Task objective:
Extract all of the entries and set them down verbatim.

------------------------------

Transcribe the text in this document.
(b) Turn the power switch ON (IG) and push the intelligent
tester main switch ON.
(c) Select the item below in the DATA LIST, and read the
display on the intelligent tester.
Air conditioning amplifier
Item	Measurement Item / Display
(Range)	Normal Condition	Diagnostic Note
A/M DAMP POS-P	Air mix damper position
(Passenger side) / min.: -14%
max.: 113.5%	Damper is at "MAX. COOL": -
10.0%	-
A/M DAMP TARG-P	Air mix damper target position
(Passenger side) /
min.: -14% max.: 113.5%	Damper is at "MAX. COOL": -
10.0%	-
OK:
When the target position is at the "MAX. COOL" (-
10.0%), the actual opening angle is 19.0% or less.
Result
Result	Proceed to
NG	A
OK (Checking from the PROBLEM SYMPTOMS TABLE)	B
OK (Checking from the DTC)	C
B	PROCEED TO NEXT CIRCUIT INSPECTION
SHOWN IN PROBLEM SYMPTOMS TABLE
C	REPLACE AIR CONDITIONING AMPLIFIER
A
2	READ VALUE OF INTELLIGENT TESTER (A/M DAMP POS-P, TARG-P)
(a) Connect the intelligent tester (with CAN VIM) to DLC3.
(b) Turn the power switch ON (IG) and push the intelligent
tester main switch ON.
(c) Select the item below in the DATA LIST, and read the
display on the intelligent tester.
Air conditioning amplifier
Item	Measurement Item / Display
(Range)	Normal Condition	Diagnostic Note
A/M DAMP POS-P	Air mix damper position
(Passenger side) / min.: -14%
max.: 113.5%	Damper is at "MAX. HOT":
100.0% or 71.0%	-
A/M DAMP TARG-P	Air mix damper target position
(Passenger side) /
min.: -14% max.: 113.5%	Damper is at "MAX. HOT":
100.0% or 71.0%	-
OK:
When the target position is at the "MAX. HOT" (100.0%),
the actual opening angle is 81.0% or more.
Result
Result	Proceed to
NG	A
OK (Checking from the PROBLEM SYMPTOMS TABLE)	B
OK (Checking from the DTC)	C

------------------------------

Written reply:
Transcribe the text in this document.
(b) Turn the power switch ON (IG) and push the intelligent
tester main switch ON.
(c) Select the item below in the DATA LIST, and read the
display on the intelligent tester.
Air conditioning amplifier
Item	Measurement Item / Display
(Range)	Normal Condition	Diagnostic Note
A/M DAMP POS-P	Air mix damper position
(Passenger side) / min.: -14%
max.: 113.5%	Damper is at "MAX. COOL": -
10.0%	-
A/M DAMP TARG-P	Air mix damper target position
(Passenger side) /
min.: -14% max.: 113.5%	Damper is at "MAX. COOL": -
10.0%	-
OK:
When the target position is at the "MAX. COOL" (-
10.0%), the actual opening angle is 19.0% or less.
Result
Result	Proceed to
NG	A
OK (Checking from the PROBLEM SYMPTOMS TABLE)	B
OK (Checking from the DTC)	C
B	PROCEED TO NEXT CIRCUIT INSPECTION
SHOWN IN PROBLEM SYMPTOMS TABLE
C	REPLACE AIR CONDITIONING AMPLIFIER
A
2	READ VALUE OF INTELLIGENT TESTER (A/M DAMP POS-P, TARG-P)
(a) Connect the intelligent tester (with CAN VIM) to DLC3.
(b) Turn the power switch ON (IG) and push the intelligent
tester main switch ON.
(c) Select the item below in the DATA LIST, and read the
display on the intelligent tester.
Air conditioning amplifier
Item	Measurement Item / Display
(Range)	Normal Condition	Diagnostic Note
A/M DAMP POS-P	Air mix damper position
(Passenger side) / min.: -14%
max.: 113.5%	Damper is at "MAX. HOT":
100.0% or 71.0%	-
A/M DAMP TARG-P	Air mix damper target position
(Passenger side) /
min.: -14% max.: 113.5%	Damper is at "MAX. HOT":
100.0% or 71.0%	-
OK:
When the target position is at the "MAX. HOT" (100.0%),
the actual opening angle is 81.0% or more.
Result
Result	Proceed to
NG	A
OK (Checking from the PROBLEM SYMPTOMS TABLE)	B
OK (Checking from the DTC)	C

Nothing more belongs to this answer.